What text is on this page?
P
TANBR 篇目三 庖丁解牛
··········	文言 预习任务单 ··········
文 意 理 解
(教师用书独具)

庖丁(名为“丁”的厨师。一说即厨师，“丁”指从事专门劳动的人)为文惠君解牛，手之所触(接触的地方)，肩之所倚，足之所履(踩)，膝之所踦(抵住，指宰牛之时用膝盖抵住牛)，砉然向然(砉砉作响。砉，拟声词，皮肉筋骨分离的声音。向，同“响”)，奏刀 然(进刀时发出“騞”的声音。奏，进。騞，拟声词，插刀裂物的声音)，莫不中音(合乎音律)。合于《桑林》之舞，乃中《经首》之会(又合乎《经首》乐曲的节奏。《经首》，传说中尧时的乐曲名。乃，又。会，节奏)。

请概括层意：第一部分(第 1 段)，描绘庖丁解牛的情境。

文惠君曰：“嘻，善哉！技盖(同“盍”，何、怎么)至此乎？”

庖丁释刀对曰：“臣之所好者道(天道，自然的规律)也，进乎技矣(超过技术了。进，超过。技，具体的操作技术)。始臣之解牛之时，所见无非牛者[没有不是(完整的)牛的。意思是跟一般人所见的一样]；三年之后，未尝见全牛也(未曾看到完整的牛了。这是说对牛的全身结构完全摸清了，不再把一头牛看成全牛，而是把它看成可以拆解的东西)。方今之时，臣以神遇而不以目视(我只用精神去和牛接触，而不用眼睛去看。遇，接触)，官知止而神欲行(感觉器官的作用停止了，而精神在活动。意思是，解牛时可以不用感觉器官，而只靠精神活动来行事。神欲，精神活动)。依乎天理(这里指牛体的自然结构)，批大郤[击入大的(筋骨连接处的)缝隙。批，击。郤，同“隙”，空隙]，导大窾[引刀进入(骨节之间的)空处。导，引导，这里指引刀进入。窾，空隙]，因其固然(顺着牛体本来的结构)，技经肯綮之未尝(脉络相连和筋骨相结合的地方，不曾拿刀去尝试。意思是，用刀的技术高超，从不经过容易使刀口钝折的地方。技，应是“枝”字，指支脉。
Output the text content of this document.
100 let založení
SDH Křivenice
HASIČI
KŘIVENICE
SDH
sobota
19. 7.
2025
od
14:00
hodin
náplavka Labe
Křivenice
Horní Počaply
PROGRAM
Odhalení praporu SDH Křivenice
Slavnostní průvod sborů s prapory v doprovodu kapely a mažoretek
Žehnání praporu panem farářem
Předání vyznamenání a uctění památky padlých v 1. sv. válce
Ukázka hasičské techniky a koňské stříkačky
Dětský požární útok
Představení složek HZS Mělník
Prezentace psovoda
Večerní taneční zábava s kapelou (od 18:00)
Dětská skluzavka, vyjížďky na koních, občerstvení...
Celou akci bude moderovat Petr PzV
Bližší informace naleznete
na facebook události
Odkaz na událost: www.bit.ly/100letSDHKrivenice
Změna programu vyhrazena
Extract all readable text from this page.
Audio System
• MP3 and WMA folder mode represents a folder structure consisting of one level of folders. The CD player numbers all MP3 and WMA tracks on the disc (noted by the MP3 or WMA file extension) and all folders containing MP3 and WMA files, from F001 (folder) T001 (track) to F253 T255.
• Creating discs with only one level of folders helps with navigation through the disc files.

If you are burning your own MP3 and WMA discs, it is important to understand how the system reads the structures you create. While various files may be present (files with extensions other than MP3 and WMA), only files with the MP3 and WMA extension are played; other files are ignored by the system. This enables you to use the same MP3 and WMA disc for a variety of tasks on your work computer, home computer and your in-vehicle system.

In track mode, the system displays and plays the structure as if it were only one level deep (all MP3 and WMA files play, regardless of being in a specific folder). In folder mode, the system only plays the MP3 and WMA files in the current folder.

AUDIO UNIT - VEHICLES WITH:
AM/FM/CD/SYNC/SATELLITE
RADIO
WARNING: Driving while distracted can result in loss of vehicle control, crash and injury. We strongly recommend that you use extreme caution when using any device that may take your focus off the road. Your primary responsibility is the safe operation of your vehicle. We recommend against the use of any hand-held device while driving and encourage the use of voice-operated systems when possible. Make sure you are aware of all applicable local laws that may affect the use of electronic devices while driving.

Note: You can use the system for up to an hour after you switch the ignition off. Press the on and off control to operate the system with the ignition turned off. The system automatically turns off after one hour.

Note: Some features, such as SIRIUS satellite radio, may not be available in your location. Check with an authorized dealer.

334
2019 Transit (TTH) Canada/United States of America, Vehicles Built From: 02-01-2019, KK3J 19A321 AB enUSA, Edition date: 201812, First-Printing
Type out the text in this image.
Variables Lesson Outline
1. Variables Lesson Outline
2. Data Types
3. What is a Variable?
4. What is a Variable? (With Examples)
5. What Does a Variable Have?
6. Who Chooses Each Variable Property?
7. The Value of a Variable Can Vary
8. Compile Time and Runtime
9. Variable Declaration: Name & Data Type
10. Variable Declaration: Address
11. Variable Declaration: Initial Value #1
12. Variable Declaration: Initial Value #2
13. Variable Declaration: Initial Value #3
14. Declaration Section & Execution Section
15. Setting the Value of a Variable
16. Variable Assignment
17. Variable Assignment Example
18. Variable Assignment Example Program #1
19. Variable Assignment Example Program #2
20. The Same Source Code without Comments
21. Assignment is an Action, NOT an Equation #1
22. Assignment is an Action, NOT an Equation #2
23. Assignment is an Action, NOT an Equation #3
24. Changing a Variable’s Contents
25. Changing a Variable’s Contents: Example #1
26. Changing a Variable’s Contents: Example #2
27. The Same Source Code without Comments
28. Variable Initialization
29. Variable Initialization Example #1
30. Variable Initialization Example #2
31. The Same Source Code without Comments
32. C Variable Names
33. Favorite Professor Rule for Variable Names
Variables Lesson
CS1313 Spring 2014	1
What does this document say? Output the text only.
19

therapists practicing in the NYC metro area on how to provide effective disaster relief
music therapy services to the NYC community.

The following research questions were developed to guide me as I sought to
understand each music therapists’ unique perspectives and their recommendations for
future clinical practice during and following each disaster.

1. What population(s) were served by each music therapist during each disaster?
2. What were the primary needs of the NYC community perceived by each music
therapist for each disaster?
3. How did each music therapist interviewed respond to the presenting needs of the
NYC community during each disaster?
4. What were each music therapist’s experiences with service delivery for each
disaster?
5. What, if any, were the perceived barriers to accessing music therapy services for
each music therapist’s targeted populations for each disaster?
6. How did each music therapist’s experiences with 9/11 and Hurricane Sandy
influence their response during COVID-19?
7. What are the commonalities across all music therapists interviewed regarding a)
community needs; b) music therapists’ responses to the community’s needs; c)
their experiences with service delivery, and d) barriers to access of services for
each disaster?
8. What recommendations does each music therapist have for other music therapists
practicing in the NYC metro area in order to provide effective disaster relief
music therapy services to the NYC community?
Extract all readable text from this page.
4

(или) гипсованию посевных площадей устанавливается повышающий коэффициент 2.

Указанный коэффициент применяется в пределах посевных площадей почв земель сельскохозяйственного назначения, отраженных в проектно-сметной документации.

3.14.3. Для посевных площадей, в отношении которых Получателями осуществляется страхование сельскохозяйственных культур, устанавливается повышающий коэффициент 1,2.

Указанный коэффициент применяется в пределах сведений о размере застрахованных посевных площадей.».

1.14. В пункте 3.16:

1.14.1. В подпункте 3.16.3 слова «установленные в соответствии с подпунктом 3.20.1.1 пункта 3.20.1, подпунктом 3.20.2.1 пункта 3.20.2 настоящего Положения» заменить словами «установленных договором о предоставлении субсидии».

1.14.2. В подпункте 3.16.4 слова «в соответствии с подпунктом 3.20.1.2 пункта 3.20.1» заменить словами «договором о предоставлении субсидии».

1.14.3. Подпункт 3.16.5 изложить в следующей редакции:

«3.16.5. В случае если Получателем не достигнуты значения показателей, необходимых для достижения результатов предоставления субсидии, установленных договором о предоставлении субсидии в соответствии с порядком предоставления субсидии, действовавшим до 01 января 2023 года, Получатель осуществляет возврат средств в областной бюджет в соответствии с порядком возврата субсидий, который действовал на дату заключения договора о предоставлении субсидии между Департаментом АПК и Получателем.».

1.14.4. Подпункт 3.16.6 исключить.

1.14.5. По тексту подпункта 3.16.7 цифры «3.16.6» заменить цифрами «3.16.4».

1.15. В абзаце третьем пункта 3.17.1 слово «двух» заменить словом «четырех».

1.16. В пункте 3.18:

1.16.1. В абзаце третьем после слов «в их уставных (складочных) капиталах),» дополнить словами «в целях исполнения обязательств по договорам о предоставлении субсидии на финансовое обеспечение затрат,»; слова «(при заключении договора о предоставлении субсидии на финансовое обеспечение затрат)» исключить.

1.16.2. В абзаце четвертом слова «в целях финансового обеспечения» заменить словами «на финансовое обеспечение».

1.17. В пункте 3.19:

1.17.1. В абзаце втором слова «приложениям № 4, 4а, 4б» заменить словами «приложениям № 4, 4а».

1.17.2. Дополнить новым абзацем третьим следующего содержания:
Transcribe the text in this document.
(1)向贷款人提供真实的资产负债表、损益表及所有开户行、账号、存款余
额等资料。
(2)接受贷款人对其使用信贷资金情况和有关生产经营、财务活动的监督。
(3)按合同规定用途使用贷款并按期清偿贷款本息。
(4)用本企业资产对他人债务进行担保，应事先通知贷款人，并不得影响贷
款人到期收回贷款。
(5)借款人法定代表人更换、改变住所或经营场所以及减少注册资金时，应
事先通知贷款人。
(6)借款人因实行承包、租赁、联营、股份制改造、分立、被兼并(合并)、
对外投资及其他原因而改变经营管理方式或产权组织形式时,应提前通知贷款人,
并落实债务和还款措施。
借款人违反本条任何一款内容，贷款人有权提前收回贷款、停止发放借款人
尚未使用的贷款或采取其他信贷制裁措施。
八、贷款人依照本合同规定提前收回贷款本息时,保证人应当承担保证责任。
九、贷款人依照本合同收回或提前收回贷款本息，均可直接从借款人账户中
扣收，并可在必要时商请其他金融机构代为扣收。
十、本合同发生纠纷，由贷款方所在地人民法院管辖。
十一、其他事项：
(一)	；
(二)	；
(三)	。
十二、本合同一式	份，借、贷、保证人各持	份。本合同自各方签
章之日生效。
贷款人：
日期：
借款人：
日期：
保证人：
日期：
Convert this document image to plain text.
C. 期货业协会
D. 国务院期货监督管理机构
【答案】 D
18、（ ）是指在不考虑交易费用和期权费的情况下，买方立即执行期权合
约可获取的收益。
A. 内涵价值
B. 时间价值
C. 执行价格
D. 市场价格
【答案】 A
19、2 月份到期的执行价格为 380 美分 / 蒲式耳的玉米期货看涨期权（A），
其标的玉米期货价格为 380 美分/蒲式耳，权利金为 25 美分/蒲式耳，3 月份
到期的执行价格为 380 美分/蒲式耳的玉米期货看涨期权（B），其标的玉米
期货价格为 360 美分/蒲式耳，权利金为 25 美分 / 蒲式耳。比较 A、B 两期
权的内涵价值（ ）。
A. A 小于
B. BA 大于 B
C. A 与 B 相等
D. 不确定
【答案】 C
..............................
— Task instructions —
Read through the entries and copy every line that includes "Assignment".

— Response —
16. Variable Assignment
17. Variable Assignment Example
18. Variable Assignment Example Program #1
19. Variable Assignment Example Program #2
21. Assignment is an Action, NOT an Equation #1
22. Assignment is an Action, NOT an Equation #2
23. Assignment is an Action, NOT an Equation #3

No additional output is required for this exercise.